Information shown>

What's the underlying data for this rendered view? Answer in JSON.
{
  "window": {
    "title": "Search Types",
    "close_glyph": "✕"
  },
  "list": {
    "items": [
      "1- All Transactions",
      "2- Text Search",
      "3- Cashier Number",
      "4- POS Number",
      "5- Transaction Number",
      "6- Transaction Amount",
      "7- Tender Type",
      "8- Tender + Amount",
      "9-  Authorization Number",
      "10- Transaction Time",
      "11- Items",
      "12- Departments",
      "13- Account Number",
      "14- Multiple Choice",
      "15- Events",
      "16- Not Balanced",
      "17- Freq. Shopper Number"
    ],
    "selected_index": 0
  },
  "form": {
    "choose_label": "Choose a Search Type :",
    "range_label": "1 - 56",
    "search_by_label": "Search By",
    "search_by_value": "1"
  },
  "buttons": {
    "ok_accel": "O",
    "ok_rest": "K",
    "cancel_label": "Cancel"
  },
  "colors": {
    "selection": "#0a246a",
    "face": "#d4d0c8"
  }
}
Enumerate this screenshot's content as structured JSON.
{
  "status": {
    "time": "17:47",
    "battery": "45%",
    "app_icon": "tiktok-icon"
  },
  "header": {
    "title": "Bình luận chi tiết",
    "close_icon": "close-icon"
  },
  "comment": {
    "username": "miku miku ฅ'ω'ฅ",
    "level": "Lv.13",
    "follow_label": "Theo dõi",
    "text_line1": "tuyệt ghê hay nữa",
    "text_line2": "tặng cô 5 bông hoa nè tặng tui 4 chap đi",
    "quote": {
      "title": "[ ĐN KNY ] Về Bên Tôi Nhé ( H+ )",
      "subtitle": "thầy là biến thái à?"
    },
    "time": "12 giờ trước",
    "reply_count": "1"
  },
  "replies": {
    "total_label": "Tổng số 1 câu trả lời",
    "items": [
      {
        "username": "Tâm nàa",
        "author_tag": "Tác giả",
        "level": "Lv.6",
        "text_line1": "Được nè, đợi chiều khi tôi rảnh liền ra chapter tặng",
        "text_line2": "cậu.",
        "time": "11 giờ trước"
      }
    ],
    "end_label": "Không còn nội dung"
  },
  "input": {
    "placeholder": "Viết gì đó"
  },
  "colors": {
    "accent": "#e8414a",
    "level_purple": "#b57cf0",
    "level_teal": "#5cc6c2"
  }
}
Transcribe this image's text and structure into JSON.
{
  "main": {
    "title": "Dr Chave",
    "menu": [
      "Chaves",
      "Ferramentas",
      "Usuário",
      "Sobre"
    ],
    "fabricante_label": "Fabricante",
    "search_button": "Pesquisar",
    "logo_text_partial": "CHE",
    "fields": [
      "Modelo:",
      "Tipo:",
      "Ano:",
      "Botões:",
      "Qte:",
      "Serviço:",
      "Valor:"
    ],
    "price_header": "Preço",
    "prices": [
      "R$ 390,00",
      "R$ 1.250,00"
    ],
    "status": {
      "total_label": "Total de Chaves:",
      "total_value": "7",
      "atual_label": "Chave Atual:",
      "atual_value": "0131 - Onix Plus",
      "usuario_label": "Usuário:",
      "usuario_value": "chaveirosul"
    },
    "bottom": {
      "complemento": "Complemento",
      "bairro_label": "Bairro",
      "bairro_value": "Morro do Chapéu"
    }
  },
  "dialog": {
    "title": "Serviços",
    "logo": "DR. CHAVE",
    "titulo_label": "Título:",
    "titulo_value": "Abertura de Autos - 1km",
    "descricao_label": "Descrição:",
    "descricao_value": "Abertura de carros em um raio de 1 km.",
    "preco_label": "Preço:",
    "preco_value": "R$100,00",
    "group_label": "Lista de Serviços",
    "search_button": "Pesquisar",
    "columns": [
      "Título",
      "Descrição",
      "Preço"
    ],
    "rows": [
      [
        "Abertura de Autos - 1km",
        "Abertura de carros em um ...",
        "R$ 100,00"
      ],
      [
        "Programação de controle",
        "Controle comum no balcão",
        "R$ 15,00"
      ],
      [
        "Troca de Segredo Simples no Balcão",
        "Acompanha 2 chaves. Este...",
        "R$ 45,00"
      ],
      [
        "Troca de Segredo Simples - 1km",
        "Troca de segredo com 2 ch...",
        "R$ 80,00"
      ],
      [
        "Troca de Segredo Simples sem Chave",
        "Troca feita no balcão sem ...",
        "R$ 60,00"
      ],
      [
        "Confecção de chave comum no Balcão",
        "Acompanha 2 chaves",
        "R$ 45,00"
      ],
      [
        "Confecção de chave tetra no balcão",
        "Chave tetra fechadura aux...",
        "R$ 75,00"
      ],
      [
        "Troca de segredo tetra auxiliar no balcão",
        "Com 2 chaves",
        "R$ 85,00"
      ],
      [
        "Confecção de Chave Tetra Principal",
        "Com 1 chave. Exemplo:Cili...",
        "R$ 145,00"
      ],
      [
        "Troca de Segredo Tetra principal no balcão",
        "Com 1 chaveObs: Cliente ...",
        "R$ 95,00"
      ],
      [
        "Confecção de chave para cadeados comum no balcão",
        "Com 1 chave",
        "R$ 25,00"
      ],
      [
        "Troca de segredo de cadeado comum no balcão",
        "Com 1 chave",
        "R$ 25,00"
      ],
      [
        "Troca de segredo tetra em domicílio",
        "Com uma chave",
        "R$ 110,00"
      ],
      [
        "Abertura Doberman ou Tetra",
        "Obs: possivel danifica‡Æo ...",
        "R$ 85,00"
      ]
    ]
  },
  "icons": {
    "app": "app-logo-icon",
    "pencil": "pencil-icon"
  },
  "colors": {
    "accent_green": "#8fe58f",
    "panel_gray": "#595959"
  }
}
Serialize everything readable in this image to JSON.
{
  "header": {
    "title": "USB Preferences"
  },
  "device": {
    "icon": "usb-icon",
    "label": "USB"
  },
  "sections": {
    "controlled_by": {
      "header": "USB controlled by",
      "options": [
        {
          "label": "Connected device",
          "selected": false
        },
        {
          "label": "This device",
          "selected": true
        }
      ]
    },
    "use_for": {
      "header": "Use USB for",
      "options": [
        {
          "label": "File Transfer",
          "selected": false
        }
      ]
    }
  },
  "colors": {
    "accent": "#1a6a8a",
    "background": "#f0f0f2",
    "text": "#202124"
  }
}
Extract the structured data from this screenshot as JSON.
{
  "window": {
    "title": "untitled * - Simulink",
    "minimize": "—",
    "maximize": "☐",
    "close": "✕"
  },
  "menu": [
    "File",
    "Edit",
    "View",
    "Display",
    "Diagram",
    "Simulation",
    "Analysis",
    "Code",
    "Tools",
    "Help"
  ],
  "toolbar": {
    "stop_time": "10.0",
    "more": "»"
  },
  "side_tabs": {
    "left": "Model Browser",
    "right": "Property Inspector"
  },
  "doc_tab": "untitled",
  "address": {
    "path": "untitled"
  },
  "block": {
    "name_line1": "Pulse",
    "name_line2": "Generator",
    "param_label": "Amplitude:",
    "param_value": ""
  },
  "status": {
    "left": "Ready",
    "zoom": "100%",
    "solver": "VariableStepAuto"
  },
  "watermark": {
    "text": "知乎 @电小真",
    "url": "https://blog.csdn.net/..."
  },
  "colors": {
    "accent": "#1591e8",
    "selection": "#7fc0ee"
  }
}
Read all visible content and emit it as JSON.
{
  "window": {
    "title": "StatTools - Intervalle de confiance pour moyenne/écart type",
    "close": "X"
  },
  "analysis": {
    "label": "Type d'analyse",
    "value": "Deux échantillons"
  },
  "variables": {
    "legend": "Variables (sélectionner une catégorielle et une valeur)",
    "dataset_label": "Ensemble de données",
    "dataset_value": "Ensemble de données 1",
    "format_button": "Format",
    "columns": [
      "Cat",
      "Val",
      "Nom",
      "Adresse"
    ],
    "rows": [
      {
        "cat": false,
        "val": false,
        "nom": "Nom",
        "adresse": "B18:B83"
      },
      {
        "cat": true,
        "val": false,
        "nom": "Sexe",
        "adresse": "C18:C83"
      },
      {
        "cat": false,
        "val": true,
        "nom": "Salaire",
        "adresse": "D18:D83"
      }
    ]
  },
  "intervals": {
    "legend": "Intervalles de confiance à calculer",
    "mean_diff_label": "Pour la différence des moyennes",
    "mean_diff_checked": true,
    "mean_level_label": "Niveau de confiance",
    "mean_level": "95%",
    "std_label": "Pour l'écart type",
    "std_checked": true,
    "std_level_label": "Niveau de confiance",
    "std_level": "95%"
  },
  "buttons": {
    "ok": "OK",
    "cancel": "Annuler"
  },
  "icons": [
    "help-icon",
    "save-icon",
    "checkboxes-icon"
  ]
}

Given request>
Return from the data every line that holds "JSON".

Correct output>
What's the underlying data for this rendered view? Answer in JSON.
Enumerate this screenshot's content as structured JSON.
Transcribe this image's text and structure into JSON.
Serialize everything readable in this image to JSON.
Extract the structured data from this screenshot as JSON.
Read all visible content and emit it as JSON.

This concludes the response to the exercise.